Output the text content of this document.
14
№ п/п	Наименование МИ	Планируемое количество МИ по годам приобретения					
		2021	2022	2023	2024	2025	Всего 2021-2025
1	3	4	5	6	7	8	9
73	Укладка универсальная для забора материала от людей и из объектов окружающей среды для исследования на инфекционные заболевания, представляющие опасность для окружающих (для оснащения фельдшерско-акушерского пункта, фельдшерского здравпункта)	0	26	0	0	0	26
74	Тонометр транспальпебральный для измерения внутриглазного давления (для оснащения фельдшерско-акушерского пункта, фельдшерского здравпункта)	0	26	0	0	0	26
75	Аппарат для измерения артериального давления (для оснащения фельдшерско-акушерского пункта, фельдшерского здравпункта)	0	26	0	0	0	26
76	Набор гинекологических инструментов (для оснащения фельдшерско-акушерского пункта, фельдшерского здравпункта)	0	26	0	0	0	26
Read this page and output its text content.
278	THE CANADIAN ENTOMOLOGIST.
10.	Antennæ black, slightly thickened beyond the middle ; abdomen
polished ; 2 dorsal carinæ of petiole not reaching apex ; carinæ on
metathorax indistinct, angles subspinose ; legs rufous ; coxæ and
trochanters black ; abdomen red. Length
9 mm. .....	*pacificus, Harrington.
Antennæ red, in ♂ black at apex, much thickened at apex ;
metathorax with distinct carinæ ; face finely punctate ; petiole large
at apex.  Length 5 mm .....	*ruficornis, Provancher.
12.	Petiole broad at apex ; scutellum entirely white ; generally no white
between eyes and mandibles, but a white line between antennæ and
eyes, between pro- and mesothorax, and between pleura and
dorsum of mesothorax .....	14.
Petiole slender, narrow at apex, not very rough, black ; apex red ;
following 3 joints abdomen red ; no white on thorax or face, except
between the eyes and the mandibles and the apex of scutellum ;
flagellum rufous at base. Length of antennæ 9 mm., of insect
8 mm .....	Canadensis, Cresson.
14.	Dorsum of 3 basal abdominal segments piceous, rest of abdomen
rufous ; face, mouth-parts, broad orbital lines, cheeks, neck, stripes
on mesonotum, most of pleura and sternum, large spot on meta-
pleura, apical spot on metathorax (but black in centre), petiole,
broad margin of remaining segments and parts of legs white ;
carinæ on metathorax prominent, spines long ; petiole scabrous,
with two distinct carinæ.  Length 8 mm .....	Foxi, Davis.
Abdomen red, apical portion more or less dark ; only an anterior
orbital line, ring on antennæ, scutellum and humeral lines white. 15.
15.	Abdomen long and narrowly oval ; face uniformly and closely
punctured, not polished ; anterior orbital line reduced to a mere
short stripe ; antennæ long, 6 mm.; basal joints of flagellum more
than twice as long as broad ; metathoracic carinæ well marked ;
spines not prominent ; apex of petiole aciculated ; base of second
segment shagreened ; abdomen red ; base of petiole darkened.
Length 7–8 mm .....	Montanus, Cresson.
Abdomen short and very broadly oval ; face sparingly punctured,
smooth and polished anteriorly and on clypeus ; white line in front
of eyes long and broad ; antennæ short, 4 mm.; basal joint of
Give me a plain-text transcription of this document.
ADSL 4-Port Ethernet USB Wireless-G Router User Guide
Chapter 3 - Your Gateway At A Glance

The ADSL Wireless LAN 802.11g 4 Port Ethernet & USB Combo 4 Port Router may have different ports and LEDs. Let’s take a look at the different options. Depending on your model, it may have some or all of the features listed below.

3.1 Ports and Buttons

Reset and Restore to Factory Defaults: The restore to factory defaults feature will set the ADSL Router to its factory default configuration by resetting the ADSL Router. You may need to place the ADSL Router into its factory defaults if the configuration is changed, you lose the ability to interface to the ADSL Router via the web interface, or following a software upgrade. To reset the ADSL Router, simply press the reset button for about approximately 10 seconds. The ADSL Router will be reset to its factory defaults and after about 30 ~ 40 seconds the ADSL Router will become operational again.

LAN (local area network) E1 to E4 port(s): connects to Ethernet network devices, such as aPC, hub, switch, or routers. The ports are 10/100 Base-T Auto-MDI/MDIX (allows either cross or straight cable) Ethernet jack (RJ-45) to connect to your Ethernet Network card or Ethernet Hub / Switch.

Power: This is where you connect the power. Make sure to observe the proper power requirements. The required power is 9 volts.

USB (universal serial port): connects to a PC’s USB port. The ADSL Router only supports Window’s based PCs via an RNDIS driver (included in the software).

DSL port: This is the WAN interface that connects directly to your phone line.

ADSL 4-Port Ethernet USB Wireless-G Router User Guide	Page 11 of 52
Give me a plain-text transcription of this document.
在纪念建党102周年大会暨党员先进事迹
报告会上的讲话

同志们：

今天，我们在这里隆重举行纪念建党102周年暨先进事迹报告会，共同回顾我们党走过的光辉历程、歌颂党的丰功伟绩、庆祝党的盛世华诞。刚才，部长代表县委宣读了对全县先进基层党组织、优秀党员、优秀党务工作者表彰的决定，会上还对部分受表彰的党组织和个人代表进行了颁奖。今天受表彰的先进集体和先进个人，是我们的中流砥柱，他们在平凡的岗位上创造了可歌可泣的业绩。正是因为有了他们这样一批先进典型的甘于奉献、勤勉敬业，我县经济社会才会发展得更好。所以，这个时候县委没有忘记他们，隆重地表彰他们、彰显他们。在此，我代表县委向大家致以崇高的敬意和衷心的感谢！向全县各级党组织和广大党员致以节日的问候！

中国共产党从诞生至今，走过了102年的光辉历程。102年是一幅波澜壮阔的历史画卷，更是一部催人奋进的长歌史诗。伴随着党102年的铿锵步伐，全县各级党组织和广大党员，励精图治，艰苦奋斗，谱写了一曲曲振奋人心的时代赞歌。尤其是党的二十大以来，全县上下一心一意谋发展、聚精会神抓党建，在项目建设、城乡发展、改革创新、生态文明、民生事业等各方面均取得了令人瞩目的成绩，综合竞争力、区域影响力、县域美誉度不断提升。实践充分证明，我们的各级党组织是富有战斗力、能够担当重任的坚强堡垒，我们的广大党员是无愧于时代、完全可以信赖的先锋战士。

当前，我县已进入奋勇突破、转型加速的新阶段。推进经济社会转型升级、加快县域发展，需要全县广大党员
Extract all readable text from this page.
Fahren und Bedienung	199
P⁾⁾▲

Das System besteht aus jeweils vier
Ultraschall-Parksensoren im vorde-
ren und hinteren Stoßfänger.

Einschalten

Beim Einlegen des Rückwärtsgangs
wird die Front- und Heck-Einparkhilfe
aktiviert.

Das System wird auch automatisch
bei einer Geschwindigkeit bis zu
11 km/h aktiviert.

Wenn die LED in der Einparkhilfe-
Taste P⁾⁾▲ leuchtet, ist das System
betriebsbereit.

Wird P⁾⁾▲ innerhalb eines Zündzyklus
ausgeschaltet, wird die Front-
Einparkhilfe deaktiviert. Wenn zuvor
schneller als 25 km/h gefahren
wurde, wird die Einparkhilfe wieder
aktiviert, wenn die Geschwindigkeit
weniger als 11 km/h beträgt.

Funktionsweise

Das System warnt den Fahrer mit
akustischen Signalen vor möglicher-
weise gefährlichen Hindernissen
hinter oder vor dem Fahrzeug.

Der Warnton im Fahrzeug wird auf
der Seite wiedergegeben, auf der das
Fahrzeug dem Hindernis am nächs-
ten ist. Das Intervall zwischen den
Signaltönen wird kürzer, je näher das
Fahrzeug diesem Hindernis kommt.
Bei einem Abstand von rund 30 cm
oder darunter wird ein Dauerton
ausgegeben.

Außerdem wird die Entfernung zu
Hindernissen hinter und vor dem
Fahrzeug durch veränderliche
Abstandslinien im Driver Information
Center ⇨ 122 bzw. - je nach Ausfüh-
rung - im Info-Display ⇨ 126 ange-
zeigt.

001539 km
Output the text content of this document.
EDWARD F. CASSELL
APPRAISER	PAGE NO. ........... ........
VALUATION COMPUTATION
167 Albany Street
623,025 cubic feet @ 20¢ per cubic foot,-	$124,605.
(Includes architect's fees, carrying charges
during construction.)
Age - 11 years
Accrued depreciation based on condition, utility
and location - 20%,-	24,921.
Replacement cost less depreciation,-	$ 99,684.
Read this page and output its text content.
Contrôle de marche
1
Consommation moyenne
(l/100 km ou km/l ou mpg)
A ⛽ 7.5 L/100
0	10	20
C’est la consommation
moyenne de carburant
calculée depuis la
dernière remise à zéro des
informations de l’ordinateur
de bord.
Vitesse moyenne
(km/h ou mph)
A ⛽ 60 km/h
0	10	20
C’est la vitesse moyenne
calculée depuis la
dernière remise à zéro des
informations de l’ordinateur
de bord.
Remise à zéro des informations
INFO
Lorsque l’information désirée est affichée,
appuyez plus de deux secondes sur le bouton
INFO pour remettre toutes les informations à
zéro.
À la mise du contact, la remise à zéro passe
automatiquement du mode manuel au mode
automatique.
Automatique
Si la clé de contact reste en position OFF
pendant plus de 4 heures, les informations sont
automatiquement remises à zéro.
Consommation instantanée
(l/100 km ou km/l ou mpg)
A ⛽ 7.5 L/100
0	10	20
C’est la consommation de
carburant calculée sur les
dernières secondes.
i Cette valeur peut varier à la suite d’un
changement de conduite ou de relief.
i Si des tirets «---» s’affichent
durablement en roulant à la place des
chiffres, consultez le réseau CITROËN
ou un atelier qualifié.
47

········

__WHAT THE TASK REQUIRES__. Using the listing above, say how many of its lines contain the string "parts", giving nothing but the figure.

__THE COMPLETED TASK__. 2